TASK DIRECTIONS: In the data that follows, count the lines in which the word "premises" occurs, and report that figure alone.
•••••
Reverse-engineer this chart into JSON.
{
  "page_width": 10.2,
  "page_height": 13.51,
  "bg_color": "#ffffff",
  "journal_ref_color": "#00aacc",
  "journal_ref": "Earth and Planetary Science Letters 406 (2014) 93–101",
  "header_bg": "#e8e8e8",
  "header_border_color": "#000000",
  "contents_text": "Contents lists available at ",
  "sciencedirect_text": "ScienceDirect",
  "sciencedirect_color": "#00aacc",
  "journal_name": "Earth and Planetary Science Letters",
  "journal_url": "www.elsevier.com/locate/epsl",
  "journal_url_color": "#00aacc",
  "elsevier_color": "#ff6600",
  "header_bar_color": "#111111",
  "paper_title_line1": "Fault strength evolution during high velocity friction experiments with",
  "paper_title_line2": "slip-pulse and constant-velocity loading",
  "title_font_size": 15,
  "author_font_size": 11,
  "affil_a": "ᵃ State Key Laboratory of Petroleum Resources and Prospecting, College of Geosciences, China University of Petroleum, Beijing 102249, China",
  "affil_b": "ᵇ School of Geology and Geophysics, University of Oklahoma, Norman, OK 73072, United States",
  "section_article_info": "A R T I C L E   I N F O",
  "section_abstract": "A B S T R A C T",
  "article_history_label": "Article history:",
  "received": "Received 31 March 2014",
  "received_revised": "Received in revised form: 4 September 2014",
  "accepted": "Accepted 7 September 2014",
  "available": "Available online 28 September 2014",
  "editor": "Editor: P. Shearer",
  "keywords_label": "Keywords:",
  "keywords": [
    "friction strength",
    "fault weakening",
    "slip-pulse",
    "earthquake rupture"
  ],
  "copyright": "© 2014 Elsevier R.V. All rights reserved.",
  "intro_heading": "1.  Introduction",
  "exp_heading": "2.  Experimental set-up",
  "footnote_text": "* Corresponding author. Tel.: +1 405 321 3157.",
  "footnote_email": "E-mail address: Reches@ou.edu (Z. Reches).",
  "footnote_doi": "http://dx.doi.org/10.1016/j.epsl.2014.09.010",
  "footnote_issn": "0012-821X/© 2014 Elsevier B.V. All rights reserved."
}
•••••
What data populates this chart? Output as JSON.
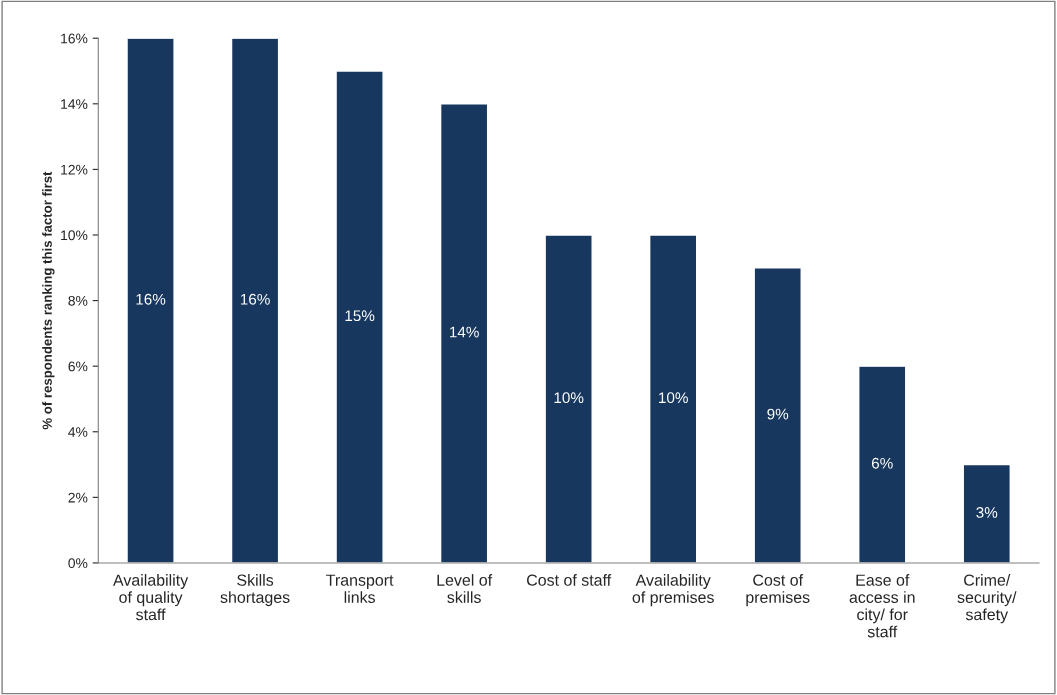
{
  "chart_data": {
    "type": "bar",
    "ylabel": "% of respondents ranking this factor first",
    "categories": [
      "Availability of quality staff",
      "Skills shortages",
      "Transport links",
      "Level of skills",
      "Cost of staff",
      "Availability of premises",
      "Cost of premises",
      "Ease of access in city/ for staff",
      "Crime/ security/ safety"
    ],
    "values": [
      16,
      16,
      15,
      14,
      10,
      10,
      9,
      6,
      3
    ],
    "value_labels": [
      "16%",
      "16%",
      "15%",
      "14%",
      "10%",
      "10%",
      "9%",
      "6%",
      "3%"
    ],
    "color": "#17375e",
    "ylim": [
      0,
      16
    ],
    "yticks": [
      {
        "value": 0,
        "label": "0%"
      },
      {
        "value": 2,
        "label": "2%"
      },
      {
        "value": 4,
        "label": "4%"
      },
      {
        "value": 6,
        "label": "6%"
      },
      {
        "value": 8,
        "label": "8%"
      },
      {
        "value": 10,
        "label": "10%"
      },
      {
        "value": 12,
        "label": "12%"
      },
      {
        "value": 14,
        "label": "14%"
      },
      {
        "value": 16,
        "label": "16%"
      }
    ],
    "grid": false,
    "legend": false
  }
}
•••••
EXERCISE OUTPUT: 2